What the task requires:
Write out all the lines again, precisely as they stand, but without the images.

* START Information shown *

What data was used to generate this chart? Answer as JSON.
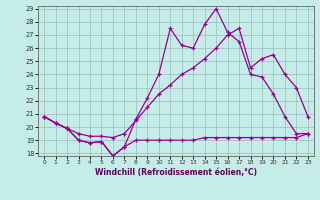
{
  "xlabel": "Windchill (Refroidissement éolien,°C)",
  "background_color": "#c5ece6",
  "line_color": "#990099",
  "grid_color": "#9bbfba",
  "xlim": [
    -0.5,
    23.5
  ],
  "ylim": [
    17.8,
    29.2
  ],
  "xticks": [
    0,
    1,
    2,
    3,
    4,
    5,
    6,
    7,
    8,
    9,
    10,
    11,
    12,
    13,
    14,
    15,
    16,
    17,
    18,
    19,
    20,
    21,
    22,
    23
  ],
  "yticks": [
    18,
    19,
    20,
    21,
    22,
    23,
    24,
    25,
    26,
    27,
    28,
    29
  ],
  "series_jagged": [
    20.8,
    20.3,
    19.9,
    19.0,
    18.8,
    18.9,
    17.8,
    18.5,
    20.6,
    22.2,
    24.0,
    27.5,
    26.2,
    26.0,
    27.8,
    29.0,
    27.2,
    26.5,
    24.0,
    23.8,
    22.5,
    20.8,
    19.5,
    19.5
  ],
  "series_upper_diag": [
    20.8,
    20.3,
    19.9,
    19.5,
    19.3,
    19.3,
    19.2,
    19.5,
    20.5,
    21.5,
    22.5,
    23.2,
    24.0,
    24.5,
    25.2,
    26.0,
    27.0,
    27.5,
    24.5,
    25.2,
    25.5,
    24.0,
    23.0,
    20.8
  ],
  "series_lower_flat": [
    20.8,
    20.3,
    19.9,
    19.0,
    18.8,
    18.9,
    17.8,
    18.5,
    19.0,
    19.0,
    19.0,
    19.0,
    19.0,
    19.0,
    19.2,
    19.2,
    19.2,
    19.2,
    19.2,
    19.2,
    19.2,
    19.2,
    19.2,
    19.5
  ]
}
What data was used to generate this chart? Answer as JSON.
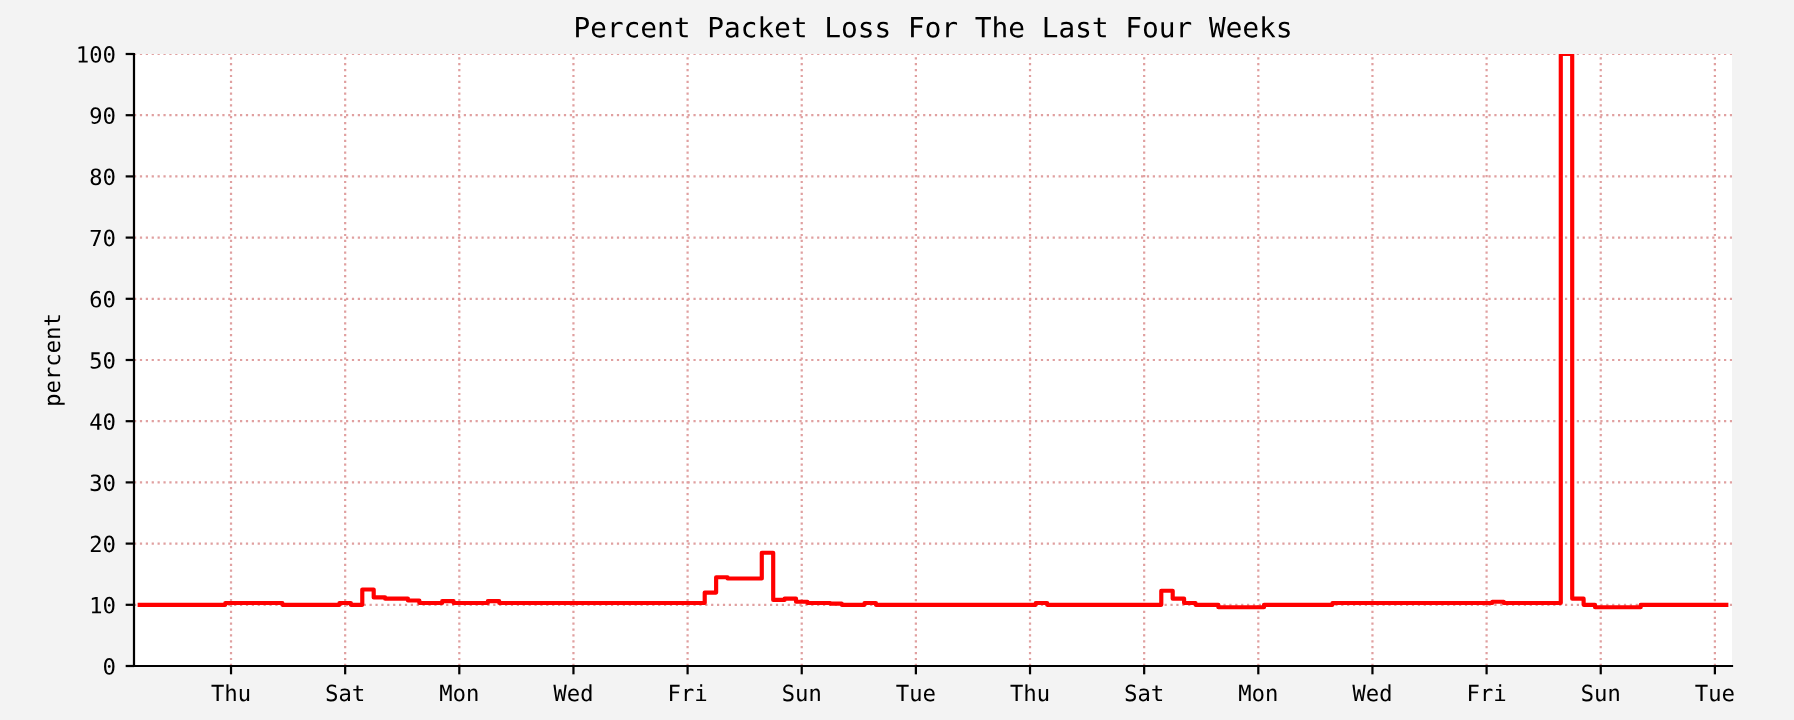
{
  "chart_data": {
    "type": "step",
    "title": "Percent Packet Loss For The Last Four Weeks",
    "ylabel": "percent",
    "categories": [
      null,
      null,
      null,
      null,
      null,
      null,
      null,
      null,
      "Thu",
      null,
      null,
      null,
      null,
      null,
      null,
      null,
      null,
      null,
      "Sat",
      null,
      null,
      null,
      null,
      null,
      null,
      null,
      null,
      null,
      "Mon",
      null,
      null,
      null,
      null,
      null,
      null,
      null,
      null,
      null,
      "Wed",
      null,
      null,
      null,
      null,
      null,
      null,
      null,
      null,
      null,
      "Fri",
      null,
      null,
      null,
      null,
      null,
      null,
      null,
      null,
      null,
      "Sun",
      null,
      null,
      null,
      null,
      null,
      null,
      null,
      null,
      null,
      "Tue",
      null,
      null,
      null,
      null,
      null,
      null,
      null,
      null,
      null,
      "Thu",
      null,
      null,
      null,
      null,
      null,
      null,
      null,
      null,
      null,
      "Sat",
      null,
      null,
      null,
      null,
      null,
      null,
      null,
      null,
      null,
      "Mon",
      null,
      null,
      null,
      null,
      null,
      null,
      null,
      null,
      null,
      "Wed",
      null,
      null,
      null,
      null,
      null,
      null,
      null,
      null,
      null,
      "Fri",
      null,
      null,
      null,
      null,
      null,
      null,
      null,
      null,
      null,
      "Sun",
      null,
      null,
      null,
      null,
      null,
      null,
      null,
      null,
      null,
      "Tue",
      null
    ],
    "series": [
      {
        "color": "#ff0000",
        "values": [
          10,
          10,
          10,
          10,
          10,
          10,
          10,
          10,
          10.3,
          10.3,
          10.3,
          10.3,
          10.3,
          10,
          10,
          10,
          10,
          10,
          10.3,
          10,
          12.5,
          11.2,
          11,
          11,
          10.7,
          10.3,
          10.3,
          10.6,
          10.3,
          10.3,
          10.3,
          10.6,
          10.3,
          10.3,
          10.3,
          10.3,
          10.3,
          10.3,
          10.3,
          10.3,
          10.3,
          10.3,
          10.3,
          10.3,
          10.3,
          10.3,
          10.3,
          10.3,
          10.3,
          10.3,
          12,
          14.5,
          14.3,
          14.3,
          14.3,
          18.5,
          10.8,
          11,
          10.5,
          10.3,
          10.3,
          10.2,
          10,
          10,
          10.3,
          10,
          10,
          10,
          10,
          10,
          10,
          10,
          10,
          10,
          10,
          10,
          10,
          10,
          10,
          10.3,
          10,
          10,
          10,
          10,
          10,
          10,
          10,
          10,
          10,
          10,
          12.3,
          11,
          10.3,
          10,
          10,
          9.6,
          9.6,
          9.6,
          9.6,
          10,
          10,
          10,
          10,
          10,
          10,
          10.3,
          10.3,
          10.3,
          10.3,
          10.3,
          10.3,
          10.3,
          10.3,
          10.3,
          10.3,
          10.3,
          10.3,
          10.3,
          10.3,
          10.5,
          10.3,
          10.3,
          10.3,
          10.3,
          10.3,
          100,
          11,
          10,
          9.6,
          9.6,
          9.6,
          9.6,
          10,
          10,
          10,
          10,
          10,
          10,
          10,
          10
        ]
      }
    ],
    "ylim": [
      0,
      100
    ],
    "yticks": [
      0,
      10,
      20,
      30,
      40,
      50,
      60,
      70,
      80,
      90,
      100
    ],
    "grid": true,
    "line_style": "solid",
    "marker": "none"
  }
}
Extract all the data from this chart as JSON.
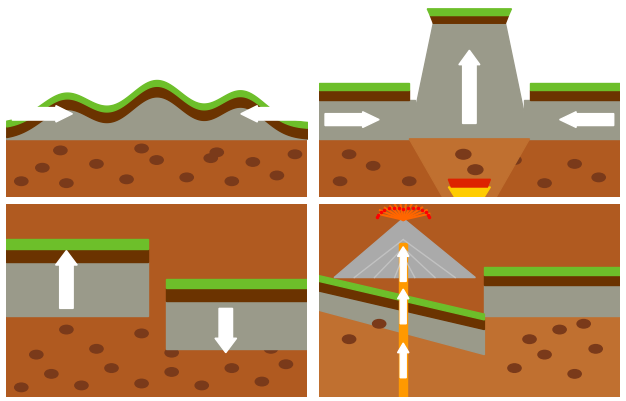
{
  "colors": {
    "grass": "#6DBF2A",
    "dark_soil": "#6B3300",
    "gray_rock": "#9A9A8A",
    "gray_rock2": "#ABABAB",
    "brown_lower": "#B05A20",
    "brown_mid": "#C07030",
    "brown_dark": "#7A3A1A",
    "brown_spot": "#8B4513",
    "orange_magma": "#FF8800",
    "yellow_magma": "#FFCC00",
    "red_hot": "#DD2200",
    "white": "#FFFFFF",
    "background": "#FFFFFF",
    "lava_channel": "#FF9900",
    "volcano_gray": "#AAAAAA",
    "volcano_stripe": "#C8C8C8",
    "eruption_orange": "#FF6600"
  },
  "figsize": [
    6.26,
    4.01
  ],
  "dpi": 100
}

* END Information shown *

Right answer:
What data was used to generate this chart? Answer as JSON.
{
  "xlabel": "Windchill (Refroidissement éolien,°C)",
  "background_color": "#c5ece6",
  "line_color": "#990099",
  "grid_color": "#9bbfba",
  "xlim": [
    -0.5,
    23.5
  ],
  "ylim": [
    17.8,
    29.2
  ],
  "xticks": [
    0,
    1,
    2,
    3,
    4,
    5,
    6,
    7,
    8,
    9,
    10,
    11,
    12,
    13,
    14,
    15,
    16,
    17,
    18,
    19,
    20,
    21,
    22,
    23
  ],
  "yticks": [
    18,
    19,
    20,
    21,
    22,
    23,
    24,
    25,
    26,
    27,
    28,
    29
  ],
  "series_jagged": [
    20.8,
    20.3,
    19.9,
    19.0,
    18.8,
    18.9,
    17.8,
    18.5,
    20.6,
    22.2,
    24.0,
    27.5,
    26.2,
    26.0,
    27.8,
    29.0,
    27.2,
    26.5,
    24.0,
    23.8,
    22.5,
    20.8,
    19.5,
    19.5
  ],
  "series_upper_diag": [
    20.8,
    20.3,
    19.9,
    19.5,
    19.3,
    19.3,
    19.2,
    19.5,
    20.5,
    21.5,
    22.5,
    23.2,
    24.0,
    24.5,
    25.2,
    26.0,
    27.0,
    27.5,
    24.5,
    25.2,
    25.5,
    24.0,
    23.0,
    20.8
  ],
  "series_lower_flat": [
    20.8,
    20.3,
    19.9,
    19.0,
    18.8,
    18.9,
    17.8,
    18.5,
    19.0,
    19.0,
    19.0,
    19.0,
    19.0,
    19.0,
    19.2,
    19.2,
    19.2,
    19.2,
    19.2,
    19.2,
    19.2,
    19.2,
    19.2,
    19.5
  ]
}
What data was used to generate this chart? Answer as JSON.
{
  "chart_data": {
    "type": "step",
    "title": "Percent Packet Loss For The Last Four Weeks",
    "ylabel": "percent",
    "categories": [
      null,
      null,
      null,
      null,
      null,
      null,
      null,
      null,
      "Thu",
      null,
      null,
      null,
      null,
      null,
      null,
      null,
      null,
      null,
      "Sat",
      null,
      null,
      null,
      null,
      null,
      null,
      null,
      null,
      null,
      "Mon",
      null,
      null,
      null,
      null,
      null,
      null,
      null,
      null,
      null,
      "Wed",
      null,
      null,
      null,
      null,
      null,
      null,
      null,
      null,
      null,
      "Fri",
      null,
      null,
      null,
      null,
      null,
      null,
      null,
      null,
      null,
      "Sun",
      null,
      null,
      null,
      null,
      null,
      null,
      null,
      null,
      null,
      "Tue",
      null,
      null,
      null,
      null,
      null,
      null,
      null,
      null,
      null,
      "Thu",
      null,
      null,
      null,
      null,
      null,
      null,
      null,
      null,
      null,
      "Sat",
      null,
      null,
      null,
      null,
      null,
      null,
      null,
      null,
      null,
      "Mon",
      null,
      null,
      null,
      null,
      null,
      null,
      null,
      null,
      null,
      "Wed",
      null,
      null,
      null,
      null,
      null,
      null,
      null,
      null,
      null,
      "Fri",
      null,
      null,
      null,
      null,
      null,
      null,
      null,
      null,
      null,
      "Sun",
      null,
      null,
      null,
      null,
      null,
      null,
      null,
      null,
      null,
      "Tue",
      null
    ],
    "series": [
      {
        "color": "#ff0000",
        "values": [
          10,
          10,
          10,
          10,
          10,
          10,
          10,
          10,
          10.3,
          10.3,
          10.3,
          10.3,
          10.3,
          10,
          10,
          10,
          10,
          10,
          10.3,
          10,
          12.5,
          11.2,
          11,
          11,
          10.7,
          10.3,
          10.3,
          10.6,
          10.3,
          10.3,
          10.3,
          10.6,
          10.3,
          10.3,
          10.3,
          10.3,
          10.3,
          10.3,
          10.3,
          10.3,
          10.3,
          10.3,
          10.3,
          10.3,
          10.3,
          10.3,
          10.3,
          10.3,
          10.3,
          10.3,
          12,
          14.5,
          14.3,
          14.3,
          14.3,
          18.5,
          10.8,
          11,
          10.5,
          10.3,
          10.3,
          10.2,
          10,
          10,
          10.3,
          10,
          10,
          10,
          10,
          10,
          10,
          10,
          10,
          10,
          10,
          10,
          10,
          10,
          10,
          10.3,
          10,
          10,
          10,
          10,
          10,
          10,
          10,
          10,
          10,
          10,
          12.3,
          11,
          10.3,
          10,
          10,
          9.6,
          9.6,
          9.6,
          9.6,
          10,
          10,
          10,
          10,
          10,
          10,
          10.3,
          10.3,
          10.3,
          10.3,
          10.3,
          10.3,
          10.3,
          10.3,
          10.3,
          10.3,
          10.3,
          10.3,
          10.3,
          10.3,
          10.5,
          10.3,
          10.3,
          10.3,
          10.3,
          10.3,
          100,
          11,
          10,
          9.6,
          9.6,
          9.6,
          9.6,
          10,
          10,
          10,
          10,
          10,
          10,
          10,
          10
        ]
      }
    ],
    "ylim": [
      0,
      100
    ],
    "yticks": [
      0,
      10,
      20,
      30,
      40,
      50,
      60,
      70,
      80,
      90,
      100
    ],
    "grid": true,
    "line_style": "solid",
    "marker": "none"
  }
}
Extract all the data from this chart as JSON.
{
  "colors": {
    "grass": "#6DBF2A",
    "dark_soil": "#6B3300",
    "gray_rock": "#9A9A8A",
    "gray_rock2": "#ABABAB",
    "brown_lower": "#B05A20",
    "brown_mid": "#C07030",
    "brown_dark": "#7A3A1A",
    "brown_spot": "#8B4513",
    "orange_magma": "#FF8800",
    "yellow_magma": "#FFCC00",
    "red_hot": "#DD2200",
    "white": "#FFFFFF",
    "background": "#FFFFFF",
    "lava_channel": "#FF9900",
    "volcano_gray": "#AAAAAA",
    "volcano_stripe": "#C8C8C8",
    "eruption_orange": "#FF6600"
  },
  "figsize": [
    6.26,
    4.01
  ],
  "dpi": 100
}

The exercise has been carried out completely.